__Given request__: The entire listing is to be repeated verbatim.

-------- Provided entries --------

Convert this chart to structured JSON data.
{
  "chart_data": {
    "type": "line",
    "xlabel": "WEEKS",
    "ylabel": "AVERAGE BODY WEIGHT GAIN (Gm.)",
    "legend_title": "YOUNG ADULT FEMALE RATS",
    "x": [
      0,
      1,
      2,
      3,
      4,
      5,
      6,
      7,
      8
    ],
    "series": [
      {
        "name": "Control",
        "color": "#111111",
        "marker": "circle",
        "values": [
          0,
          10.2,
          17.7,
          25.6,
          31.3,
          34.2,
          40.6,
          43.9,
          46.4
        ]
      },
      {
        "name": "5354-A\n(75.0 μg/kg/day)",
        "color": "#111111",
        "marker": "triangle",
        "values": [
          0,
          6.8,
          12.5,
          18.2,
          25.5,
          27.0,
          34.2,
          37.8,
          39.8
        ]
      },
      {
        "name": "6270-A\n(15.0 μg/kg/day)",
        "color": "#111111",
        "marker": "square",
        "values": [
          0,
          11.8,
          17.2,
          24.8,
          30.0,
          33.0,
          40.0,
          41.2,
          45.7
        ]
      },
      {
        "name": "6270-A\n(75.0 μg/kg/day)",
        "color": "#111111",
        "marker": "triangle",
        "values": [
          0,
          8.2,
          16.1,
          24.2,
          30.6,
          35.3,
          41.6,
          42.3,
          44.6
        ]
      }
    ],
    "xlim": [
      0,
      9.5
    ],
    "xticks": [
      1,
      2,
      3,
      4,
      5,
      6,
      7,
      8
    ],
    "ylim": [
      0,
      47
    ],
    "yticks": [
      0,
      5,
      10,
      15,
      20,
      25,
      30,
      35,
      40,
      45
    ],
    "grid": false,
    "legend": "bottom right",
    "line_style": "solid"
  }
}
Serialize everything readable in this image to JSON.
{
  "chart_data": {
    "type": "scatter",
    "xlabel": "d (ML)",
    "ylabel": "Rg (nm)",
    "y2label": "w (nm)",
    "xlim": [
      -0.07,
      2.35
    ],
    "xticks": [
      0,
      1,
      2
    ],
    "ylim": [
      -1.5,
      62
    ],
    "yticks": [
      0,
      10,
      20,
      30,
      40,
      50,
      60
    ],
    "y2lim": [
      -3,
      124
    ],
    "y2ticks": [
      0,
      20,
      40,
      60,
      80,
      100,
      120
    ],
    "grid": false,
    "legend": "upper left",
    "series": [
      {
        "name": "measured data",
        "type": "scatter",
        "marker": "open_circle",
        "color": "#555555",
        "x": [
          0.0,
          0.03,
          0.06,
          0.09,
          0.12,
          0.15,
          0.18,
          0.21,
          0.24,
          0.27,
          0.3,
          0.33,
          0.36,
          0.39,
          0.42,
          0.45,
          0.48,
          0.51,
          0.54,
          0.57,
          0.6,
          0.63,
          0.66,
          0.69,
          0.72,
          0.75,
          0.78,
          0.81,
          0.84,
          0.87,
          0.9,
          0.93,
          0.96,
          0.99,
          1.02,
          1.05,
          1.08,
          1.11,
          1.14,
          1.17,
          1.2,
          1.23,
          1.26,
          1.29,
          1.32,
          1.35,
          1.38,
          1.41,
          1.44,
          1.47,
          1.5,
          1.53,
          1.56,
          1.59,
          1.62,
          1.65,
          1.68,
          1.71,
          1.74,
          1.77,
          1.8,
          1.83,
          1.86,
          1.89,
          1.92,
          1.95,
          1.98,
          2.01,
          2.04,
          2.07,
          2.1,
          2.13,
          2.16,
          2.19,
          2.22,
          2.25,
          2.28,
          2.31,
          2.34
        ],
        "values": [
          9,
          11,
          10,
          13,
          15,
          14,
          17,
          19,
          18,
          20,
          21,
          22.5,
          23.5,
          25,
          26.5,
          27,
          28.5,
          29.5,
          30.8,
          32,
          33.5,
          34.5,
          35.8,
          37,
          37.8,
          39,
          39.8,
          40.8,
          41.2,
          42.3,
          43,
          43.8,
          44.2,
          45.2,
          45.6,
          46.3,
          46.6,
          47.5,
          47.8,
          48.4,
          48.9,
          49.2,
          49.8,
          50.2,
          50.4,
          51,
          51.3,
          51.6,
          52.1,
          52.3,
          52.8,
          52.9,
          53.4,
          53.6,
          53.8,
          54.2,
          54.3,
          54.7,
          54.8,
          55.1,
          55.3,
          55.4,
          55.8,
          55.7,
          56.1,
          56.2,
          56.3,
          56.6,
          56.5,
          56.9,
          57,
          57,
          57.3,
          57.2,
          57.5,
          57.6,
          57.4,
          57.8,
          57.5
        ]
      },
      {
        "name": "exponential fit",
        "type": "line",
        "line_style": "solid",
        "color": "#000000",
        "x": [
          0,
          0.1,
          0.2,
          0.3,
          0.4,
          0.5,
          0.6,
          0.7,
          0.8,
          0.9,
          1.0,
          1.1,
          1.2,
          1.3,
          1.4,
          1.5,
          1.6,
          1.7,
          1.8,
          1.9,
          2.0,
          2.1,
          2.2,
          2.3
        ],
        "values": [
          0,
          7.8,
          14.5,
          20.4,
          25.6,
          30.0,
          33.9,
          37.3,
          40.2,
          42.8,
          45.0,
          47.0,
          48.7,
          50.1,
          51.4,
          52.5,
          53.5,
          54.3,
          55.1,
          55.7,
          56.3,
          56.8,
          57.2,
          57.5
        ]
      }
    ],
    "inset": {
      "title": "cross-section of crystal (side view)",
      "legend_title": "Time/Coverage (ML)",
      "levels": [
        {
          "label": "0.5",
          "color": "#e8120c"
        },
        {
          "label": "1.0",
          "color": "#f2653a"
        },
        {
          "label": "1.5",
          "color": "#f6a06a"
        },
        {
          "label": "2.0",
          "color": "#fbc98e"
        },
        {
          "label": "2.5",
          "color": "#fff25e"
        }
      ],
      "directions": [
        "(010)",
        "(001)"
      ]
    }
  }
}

--------

__Complete answer__:
Convert this chart to structured JSON data.
{
  "chart_data": {
    "type": "line",
    "xlabel": "WEEKS",
    "ylabel": "AVERAGE BODY WEIGHT GAIN (Gm.)",
    "legend_title": "YOUNG ADULT FEMALE RATS",
    "x": [
      0,
      1,
      2,
      3,
      4,
      5,
      6,
      7,
      8
    ],
    "series": [
      {
        "name": "Control",
        "color": "#111111",
        "marker": "circle",
        "values": [
          0,
          10.2,
          17.7,
          25.6,
          31.3,
          34.2,
          40.6,
          43.9,
          46.4
        ]
      },
      {
        "name": "5354-A\n(75.0 μg/kg/day)",
        "color": "#111111",
        "marker": "triangle",
        "values": [
          0,
          6.8,
          12.5,
          18.2,
          25.5,
          27.0,
          34.2,
          37.8,
          39.8
        ]
      },
      {
        "name": "6270-A\n(15.0 μg/kg/day)",
        "color": "#111111",
        "marker": "square",
        "values": [
          0,
          11.8,
          17.2,
          24.8,
          30.0,
          33.0,
          40.0,
          41.2,
          45.7
        ]
      },
      {
        "name": "6270-A\n(75.0 μg/kg/day)",
        "color": "#111111",
        "marker": "triangle",
        "values": [
          0,
          8.2,
          16.1,
          24.2,
          30.6,
          35.3,
          41.6,
          42.3,
          44.6
        ]
      }
    ],
    "xlim": [
      0,
      9.5
    ],
    "xticks": [
      1,
      2,
      3,
      4,
      5,
      6,
      7,
      8
    ],
    "ylim": [
      0,
      47
    ],
    "yticks": [
      0,
      5,
      10,
      15,
      20,
      25,
      30,
      35,
      40,
      45
    ],
    "grid": false,
    "legend": "bottom right",
    "line_style": "solid"
  }
}
Serialize everything readable in this image to JSON.
{
  "chart_data": {
    "type": "scatter",
    "xlabel": "d (ML)",
    "ylabel": "Rg (nm)",
    "y2label": "w (nm)",
    "xlim": [
      -0.07,
      2.35
    ],
    "xticks": [
      0,
      1,
      2
    ],
    "ylim": [
      -1.5,
      62
    ],
    "yticks": [
      0,
      10,
      20,
      30,
      40,
      50,
      60
    ],
    "y2lim": [
      -3,
      124
    ],
    "y2ticks": [
      0,
      20,
      40,
      60,
      80,
      100,
      120
    ],
    "grid": false,
    "legend": "upper left",
    "series": [
      {
        "name": "measured data",
        "type": "scatter",
        "marker": "open_circle",
        "color": "#555555",
        "x": [
          0.0,
          0.03,
          0.06,
          0.09,
          0.12,
          0.15,
          0.18,
          0.21,
          0.24,
          0.27,
          0.3,
          0.33,
          0.36,
          0.39,
          0.42,
          0.45,
          0.48,
          0.51,
          0.54,
          0.57,
          0.6,
          0.63,
          0.66,
          0.69,
          0.72,
          0.75,
          0.78,
          0.81,
          0.84,
          0.87,
          0.9,
          0.93,
          0.96,
          0.99,
          1.02,
          1.05,
          1.08,
          1.11,
          1.14,
          1.17,
          1.2,
          1.23,
          1.26,
          1.29,
          1.32,
          1.35,
          1.38,
          1.41,
          1.44,
          1.47,
          1.5,
          1.53,
          1.56,
          1.59,
          1.62,
          1.65,
          1.68,
          1.71,
          1.74,
          1.77,
          1.8,
          1.83,
          1.86,
          1.89,
          1.92,
          1.95,
          1.98,
          2.01,
          2.04,
          2.07,
          2.1,
          2.13,
          2.16,
          2.19,
          2.22,
          2.25,
          2.28,
          2.31,
          2.34
        ],
        "values": [
          9,
          11,
          10,
          13,
          15,
          14,
          17,
          19,
          18,
          20,
          21,
          22.5,
          23.5,
          25,
          26.5,
          27,
          28.5,
          29.5,
          30.8,
          32,
          33.5,
          34.5,
          35.8,
          37,
          37.8,
          39,
          39.8,
          40.8,
          41.2,
          42.3,
          43,
          43.8,
          44.2,
          45.2,
          45.6,
          46.3,
          46.6,
          47.5,
          47.8,
          48.4,
          48.9,
          49.2,
          49.8,
          50.2,
          50.4,
          51,
          51.3,
          51.6,
          52.1,
          52.3,
          52.8,
          52.9,
          53.4,
          53.6,
          53.8,
          54.2,
          54.3,
          54.7,
          54.8,
          55.1,
          55.3,
          55.4,
          55.8,
          55.7,
          56.1,
          56.2,
          56.3,
          56.6,
          56.5,
          56.9,
          57,
          57,
          57.3,
          57.2,
          57.5,
          57.6,
          57.4,
          57.8,
          57.5
        ]
      },
      {
        "name": "exponential fit",
        "type": "line",
        "line_style": "solid",
        "color": "#000000",
        "x": [
          0,
          0.1,
          0.2,
          0.3,
          0.4,
          0.5,
          0.6,
          0.7,
          0.8,
          0.9,
          1.0,
          1.1,
          1.2,
          1.3,
          1.4,
          1.5,
          1.6,
          1.7,
          1.8,
          1.9,
          2.0,
          2.1,
          2.2,
          2.3
        ],
        "values": [
          0,
          7.8,
          14.5,
          20.4,
          25.6,
          30.0,
          33.9,
          37.3,
          40.2,
          42.8,
          45.0,
          47.0,
          48.7,
          50.1,
          51.4,
          52.5,
          53.5,
          54.3,
          55.1,
          55.7,
          56.3,
          56.8,
          57.2,
          57.5
        ]
      }
    ],
    "inset": {
      "title": "cross-section of crystal (side view)",
      "legend_title": "Time/Coverage (ML)",
      "levels": [
        {
          "label": "0.5",
          "color": "#e8120c"
        },
        {
          "label": "1.0",
          "color": "#f2653a"
        },
        {
          "label": "1.5",
          "color": "#f6a06a"
        },
        {
          "label": "2.0",
          "color": "#fbc98e"
        },
        {
          "label": "2.5",
          "color": "#fff25e"
        }
      ],
      "directions": [
        "(010)",
        "(001)"
      ]
    }
  }
}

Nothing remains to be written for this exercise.